WHAT YOU ARE ASKED TO DO
Leave the pictures out. Return all other data exactly.

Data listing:
::::
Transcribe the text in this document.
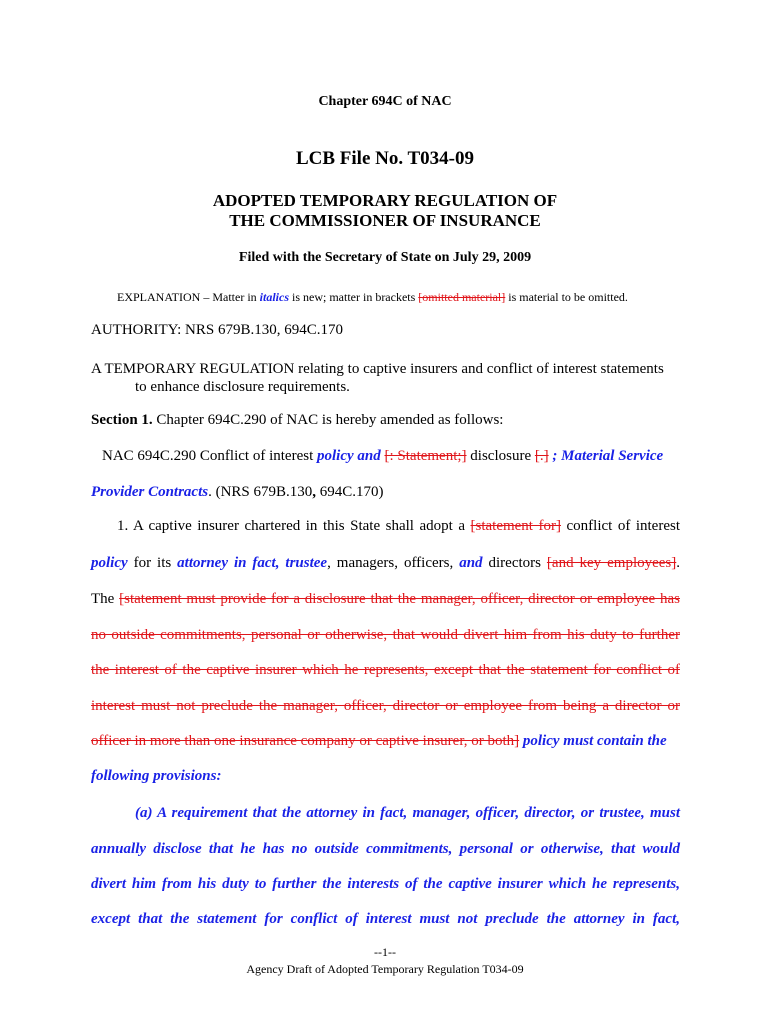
Chapter 694C of NAC
LCB File No. T034-09
ADOPTED TEMPORARY REGULATION OF
THE COMMISSIONER OF INSURANCE
Filed with the Secretary of State on July 29, 2009
EXPLANATION – Matter in italics is new; matter in brackets [omitted material] is material to be omitted.
AUTHORITY: NRS 679B.130, 694C.170
A TEMPORARY REGULATION relating to captive insurers and conflict of interest statements
to enhance disclosure requirements.
Section 1. Chapter 694C.290 of NAC is hereby amended as follows:
NAC 694C.290 Conflict of interest policy and [: Statement;] disclosure [.] ; Material Service
Provider Contracts. (NRS 679B.130, 694C.170)
1. A captive insurer chartered in this State shall adopt a [statement for] conflict of interest
policy for its attorney in fact, trustee, managers, officers, and directors [and key employees].
The [statement must provide for a disclosure that the manager, officer, director or employee has
no outside commitments, personal or otherwise, that would divert him from his duty to further
the interest of the captive insurer which he represents, except that the statement for conflict of
interest must not preclude the manager, officer, director or employee from being a director or
officer in more than one insurance company or captive insurer, or both] policy must contain the
following provisions:
(a) A requirement that the attorney in fact, manager, officer, director, or trustee, must
annually disclose that he has no outside commitments, personal or otherwise, that would
divert him from his duty to further the interests of the captive insurer which he represents,
except that the statement for conflict of interest must not preclude the attorney in fact,
--1--
Agency Draft of Adopted Temporary Regulation T034-09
::::
PROBLEM SOLUTION
Transcribe the text in this document.
Chapter 694C of NAC
LCB File No. T034-09
ADOPTED TEMPORARY REGULATION OF
THE COMMISSIONER OF INSURANCE
Filed with the Secretary of State on July 29, 2009
EXPLANATION – Matter in italics is new; matter in brackets [omitted material] is material to be omitted.
AUTHORITY: NRS 679B.130, 694C.170
A TEMPORARY REGULATION relating to captive insurers and conflict of interest statements
to enhance disclosure requirements.
Section 1. Chapter 694C.290 of NAC is hereby amended as follows:
NAC 694C.290 Conflict of interest policy and [: Statement;] disclosure [.] ; Material Service
Provider Contracts. (NRS 679B.130, 694C.170)
1. A captive insurer chartered in this State shall adopt a [statement for] conflict of interest
policy for its attorney in fact, trustee, managers, officers, and directors [and key employees].
The [statement must provide for a disclosure that the manager, officer, director or employee has
no outside commitments, personal or otherwise, that would divert him from his duty to further
the interest of the captive insurer which he represents, except that the statement for conflict of
interest must not preclude the manager, officer, director or employee from being a director or
officer in more than one insurance company or captive insurer, or both] policy must contain the
following provisions:
(a) A requirement that the attorney in fact, manager, officer, director, or trustee, must
annually disclose that he has no outside commitments, personal or otherwise, that would
divert him from his duty to further the interests of the captive insurer which he represents,
except that the statement for conflict of interest must not preclude the attorney in fact,
--1--
Agency Draft of Adopted Temporary Regulation T034-09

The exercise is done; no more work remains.